--- STATED PROBLEM ---
Write every line of the material out exactly as shown.

Data items:
-------

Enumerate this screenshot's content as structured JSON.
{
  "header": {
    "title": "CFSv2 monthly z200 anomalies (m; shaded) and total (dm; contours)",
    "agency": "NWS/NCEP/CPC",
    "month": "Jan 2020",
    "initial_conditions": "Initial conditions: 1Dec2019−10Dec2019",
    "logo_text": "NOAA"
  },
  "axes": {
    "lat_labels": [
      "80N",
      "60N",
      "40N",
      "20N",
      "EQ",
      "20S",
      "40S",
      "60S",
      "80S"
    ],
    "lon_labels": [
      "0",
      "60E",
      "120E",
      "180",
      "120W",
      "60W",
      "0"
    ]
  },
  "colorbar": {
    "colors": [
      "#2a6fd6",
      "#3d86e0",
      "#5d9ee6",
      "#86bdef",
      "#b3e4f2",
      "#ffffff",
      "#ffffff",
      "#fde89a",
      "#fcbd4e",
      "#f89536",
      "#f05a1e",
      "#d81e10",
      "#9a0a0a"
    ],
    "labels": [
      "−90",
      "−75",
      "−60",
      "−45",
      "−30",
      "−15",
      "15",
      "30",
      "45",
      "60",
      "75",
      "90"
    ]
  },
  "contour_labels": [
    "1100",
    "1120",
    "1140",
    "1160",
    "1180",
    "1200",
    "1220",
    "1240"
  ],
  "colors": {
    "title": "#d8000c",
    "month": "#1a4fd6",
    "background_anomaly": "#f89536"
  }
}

-------

--- TASK SOLUTION ---
Enumerate this screenshot's content as structured JSON.
{
  "header": {
    "title": "CFSv2 monthly z200 anomalies (m; shaded) and total (dm; contours)",
    "agency": "NWS/NCEP/CPC",
    "month": "Jan 2020",
    "initial_conditions": "Initial conditions: 1Dec2019−10Dec2019",
    "logo_text": "NOAA"
  },
  "axes": {
    "lat_labels": [
      "80N",
      "60N",
      "40N",
      "20N",
      "EQ",
      "20S",
      "40S",
      "60S",
      "80S"
    ],
    "lon_labels": [
      "0",
      "60E",
      "120E",
      "180",
      "120W",
      "60W",
      "0"
    ]
  },
  "colorbar": {
    "colors": [
      "#2a6fd6",
      "#3d86e0",
      "#5d9ee6",
      "#86bdef",
      "#b3e4f2",
      "#ffffff",
      "#ffffff",
      "#fde89a",
      "#fcbd4e",
      "#f89536",
      "#f05a1e",
      "#d81e10",
      "#9a0a0a"
    ],
    "labels": [
      "−90",
      "−75",
      "−60",
      "−45",
      "−30",
      "−15",
      "15",
      "30",
      "45",
      "60",
      "75",
      "90"
    ]
  },
  "contour_labels": [
    "1100",
    "1120",
    "1140",
    "1160",
    "1180",
    "1200",
    "1220",
    "1240"
  ],
  "colors": {
    "title": "#d8000c",
    "month": "#1a4fd6",
    "background_anomaly": "#f89536"
  }
}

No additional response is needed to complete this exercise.